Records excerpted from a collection

....

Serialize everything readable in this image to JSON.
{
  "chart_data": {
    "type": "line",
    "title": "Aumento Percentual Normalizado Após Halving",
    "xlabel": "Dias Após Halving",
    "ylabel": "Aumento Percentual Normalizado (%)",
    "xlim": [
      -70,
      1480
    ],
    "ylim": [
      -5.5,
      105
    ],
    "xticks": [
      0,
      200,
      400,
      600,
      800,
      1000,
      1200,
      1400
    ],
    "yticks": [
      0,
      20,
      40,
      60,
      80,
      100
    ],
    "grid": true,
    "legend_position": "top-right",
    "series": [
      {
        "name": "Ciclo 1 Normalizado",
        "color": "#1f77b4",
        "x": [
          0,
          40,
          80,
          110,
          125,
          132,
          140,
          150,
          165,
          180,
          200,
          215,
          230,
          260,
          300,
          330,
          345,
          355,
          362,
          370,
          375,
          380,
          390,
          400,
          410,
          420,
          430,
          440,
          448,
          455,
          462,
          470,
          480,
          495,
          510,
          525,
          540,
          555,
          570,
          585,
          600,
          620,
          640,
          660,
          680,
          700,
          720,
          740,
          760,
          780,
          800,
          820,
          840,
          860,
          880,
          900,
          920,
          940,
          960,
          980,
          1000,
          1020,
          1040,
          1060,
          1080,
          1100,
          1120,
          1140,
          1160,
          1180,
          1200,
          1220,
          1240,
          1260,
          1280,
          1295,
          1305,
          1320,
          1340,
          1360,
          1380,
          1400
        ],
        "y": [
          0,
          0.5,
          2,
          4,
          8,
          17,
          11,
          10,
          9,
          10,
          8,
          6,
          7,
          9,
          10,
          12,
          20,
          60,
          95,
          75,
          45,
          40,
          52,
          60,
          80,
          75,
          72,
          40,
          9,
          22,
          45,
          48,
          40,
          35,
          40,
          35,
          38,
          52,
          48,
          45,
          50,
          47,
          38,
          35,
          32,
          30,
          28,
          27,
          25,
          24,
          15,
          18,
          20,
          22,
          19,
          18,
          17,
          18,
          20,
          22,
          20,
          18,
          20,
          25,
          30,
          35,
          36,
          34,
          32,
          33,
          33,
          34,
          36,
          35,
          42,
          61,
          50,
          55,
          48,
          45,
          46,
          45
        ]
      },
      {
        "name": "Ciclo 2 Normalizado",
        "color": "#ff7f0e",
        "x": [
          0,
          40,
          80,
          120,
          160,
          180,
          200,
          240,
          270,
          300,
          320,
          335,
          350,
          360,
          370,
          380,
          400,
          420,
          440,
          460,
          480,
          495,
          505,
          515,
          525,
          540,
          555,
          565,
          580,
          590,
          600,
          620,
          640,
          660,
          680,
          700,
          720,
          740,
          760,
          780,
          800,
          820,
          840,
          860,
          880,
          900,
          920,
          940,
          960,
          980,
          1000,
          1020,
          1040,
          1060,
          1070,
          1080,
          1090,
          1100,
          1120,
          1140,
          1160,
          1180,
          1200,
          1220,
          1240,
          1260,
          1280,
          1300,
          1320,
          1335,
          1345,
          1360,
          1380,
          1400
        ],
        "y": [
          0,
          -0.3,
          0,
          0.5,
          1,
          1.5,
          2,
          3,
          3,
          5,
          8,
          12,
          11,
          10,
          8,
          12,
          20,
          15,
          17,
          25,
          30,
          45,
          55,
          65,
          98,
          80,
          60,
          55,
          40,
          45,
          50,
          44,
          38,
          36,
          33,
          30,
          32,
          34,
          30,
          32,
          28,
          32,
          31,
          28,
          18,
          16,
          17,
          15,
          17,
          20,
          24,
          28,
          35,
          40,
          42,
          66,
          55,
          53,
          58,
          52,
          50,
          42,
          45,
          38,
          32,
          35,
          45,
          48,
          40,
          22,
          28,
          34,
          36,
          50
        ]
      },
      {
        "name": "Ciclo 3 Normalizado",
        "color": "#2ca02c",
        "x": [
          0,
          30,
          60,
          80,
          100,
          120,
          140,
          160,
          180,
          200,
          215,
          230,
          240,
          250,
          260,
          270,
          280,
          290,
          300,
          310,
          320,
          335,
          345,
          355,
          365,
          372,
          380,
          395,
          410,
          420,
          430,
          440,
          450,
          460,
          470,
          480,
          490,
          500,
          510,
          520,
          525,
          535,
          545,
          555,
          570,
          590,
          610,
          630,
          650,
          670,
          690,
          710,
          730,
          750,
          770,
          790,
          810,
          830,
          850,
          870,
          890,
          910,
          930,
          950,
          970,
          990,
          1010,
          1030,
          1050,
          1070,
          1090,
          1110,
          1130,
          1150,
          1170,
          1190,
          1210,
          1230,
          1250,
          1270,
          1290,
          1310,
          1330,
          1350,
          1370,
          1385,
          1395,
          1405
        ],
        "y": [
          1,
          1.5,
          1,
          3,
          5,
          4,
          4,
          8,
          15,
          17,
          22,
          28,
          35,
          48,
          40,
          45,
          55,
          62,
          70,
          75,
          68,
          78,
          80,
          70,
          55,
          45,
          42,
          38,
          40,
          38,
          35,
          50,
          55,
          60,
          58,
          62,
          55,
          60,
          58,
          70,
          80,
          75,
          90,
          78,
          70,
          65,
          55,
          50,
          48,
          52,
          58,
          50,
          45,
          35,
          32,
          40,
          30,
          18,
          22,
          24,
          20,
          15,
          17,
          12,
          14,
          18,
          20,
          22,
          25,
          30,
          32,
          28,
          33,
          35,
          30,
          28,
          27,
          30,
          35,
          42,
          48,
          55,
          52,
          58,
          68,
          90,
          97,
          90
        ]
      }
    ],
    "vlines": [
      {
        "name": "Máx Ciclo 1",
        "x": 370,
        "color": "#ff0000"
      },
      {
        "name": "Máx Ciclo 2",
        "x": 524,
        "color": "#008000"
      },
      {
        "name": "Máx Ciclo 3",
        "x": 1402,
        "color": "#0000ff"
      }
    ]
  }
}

....

**Stated exercise**. Provide only the count of lines in the data above that include the string "Normalizado".

**Task response**. 5